INSTRUCTION:
Pictures do not belong in your copy. Repeat all the other data exactly.
────
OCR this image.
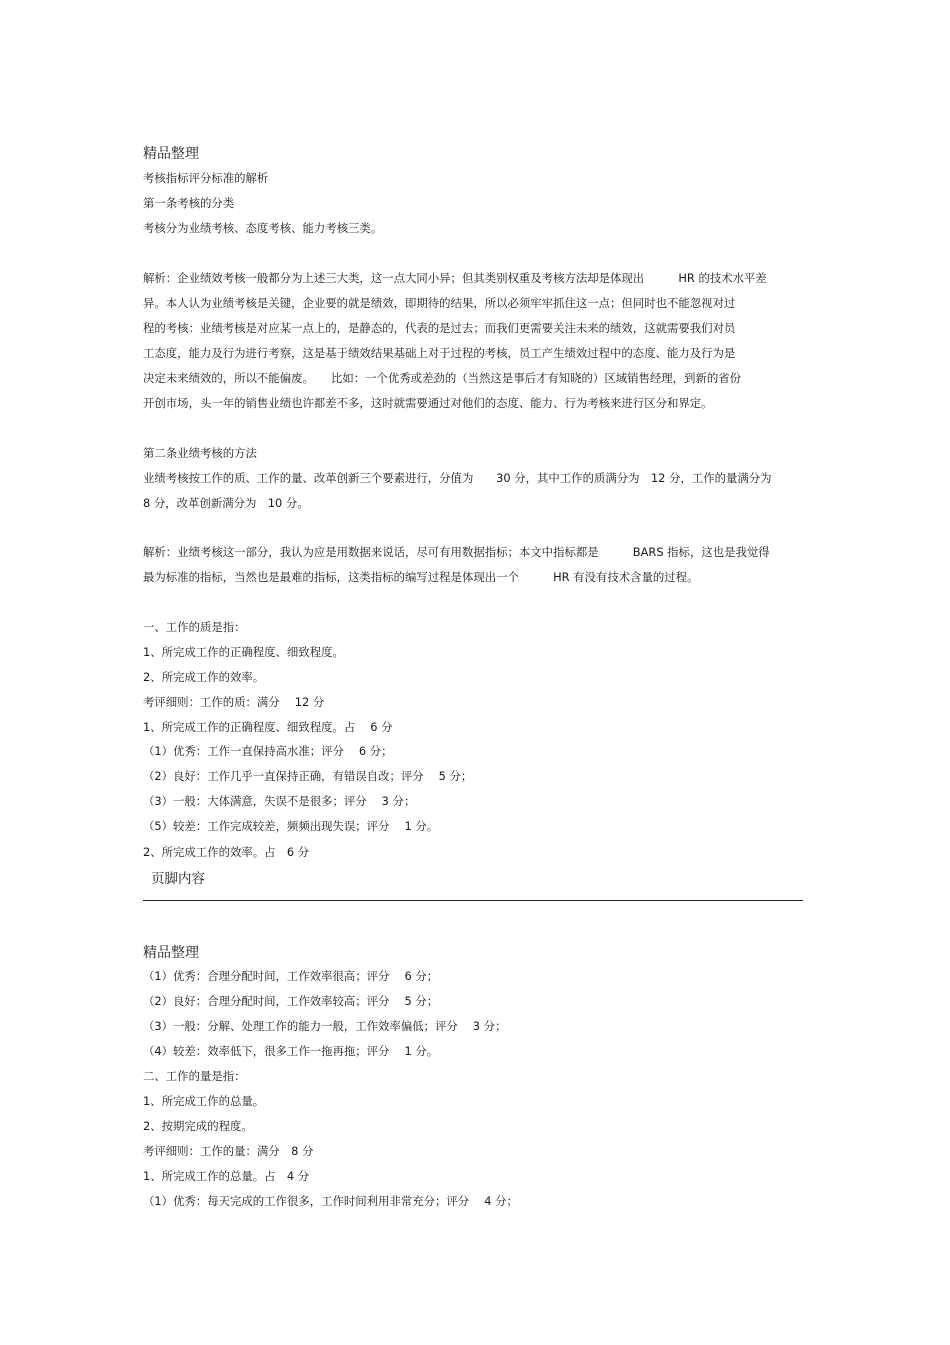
精品整理
考核指标评分标准的解析
第一条考核的分类
考核分为业绩考核、态度考核、能力考核三类。
解析：企业绩效考核一般都分为上述三大类，这一点大同小异；但其类别权重及考核方法却是体现出　　　HR 的技术水平差
异。本人认为业绩考核是关键，企业要的就是绩效，即期待的结果，所以必须牢牢抓住这一点；但同时也不能忽视对过
程的考核：业绩考核是对应某一点上的，是静态的，代表的是过去；而我们更需要关注未来的绩效，这就需要我们对员
工态度，能力及行为进行考察，这是基于绩效结果基础上对于过程的考核，员工产生绩效过程中的态度、能力及行为是
决定未来绩效的，所以不能偏废。　　比如：一个优秀或差劲的（当然这是事后才有知晓的）区域销售经理，到新的省份
开创市场，头一年的销售业绩也许都差不多，这时就需要通过对他们的态度、能力、行为考核来进行区分和界定。
第二条业绩考核的方法
业绩考核按工作的质、工作的量、改革创新三个要素进行，分值为　　30 分，其中工作的质满分为　12 分，工作的量满分为
8 分，改革创新满分为　10 分。
解析：业绩考核这一部分，我认为应是用数据来说话，尽可有用数据指标；本文中指标都是　　　BARS 指标，这也是我觉得
最为标准的指标，当然也是最难的指标，这类指标的编写过程是体现出一个　　　HR 有没有技术含量的过程。
一、工作的质是指：
1、所完成工作的正确程度、细致程度。
2、所完成工作的效率。
考评细则：工作的质：满分　 12 分
1、所完成工作的正确程度、细致程度。占　 6 分
（1）优秀：工作一直保持高水准；评分　 6 分；
（2）良好：工作几乎一直保持正确，有错误自改；评分　 5 分；
（3）一般：大体满意，失误不是很多；评分　 3 分；
（5）较差：工作完成较差，频频出现失误；评分　 1 分。
2、所完成工作的效率。占　6 分
页脚内容
精品整理
（1）优秀：合理分配时间，工作效率很高；评分　 6 分；
（2）良好：合理分配时间，工作效率较高；评分　 5 分；
（3）一般：分解、处理工作的能力一般，工作效率偏低；评分　 3 分；
（4）较差：效率低下，很多工作一拖再拖；评分　 1 分。
二、工作的量是指：
1、所完成工作的总量。
2、按期完成的程度。
考评细则：工作的量：满分　8 分
1、所完成工作的总量。占　4 分
（1）优秀：每天完成的工作很多，工作时间利用非常充分；评分　 4 分；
────
RESPONSE TO THE TASK:
OCR this image.
精品整理
考核指标评分标准的解析
第一条考核的分类
考核分为业绩考核、态度考核、能力考核三类。
解析：企业绩效考核一般都分为上述三大类，这一点大同小异；但其类别权重及考核方法却是体现出　　　HR 的技术水平差
异。本人认为业绩考核是关键，企业要的就是绩效，即期待的结果，所以必须牢牢抓住这一点；但同时也不能忽视对过
程的考核：业绩考核是对应某一点上的，是静态的，代表的是过去；而我们更需要关注未来的绩效，这就需要我们对员
工态度，能力及行为进行考察，这是基于绩效结果基础上对于过程的考核，员工产生绩效过程中的态度、能力及行为是
决定未来绩效的，所以不能偏废。　　比如：一个优秀或差劲的（当然这是事后才有知晓的）区域销售经理，到新的省份
开创市场，头一年的销售业绩也许都差不多，这时就需要通过对他们的态度、能力、行为考核来进行区分和界定。
第二条业绩考核的方法
业绩考核按工作的质、工作的量、改革创新三个要素进行，分值为　　30 分，其中工作的质满分为　12 分，工作的量满分为
8 分，改革创新满分为　10 分。
解析：业绩考核这一部分，我认为应是用数据来说话，尽可有用数据指标；本文中指标都是　　　BARS 指标，这也是我觉得
最为标准的指标，当然也是最难的指标，这类指标的编写过程是体现出一个　　　HR 有没有技术含量的过程。
一、工作的质是指：
1、所完成工作的正确程度、细致程度。
2、所完成工作的效率。
考评细则：工作的质：满分　 12 分
1、所完成工作的正确程度、细致程度。占　 6 分
（1）优秀：工作一直保持高水准；评分　 6 分；
（2）良好：工作几乎一直保持正确，有错误自改；评分　 5 分；
（3）一般：大体满意，失误不是很多；评分　 3 分；
（5）较差：工作完成较差，频频出现失误；评分　 1 分。
2、所完成工作的效率。占　6 分
页脚内容
精品整理
（1）优秀：合理分配时间，工作效率很高；评分　 6 分；
（2）良好：合理分配时间，工作效率较高；评分　 5 分；
（3）一般：分解、处理工作的能力一般，工作效率偏低；评分　 3 分；
（4）较差：效率低下，很多工作一拖再拖；评分　 1 分。
二、工作的量是指：
1、所完成工作的总量。
2、按期完成的程度。
考评细则：工作的量：满分　8 分
1、所完成工作的总量。占　4 分
（1）优秀：每天完成的工作很多，工作时间利用非常充分；评分　 4 分；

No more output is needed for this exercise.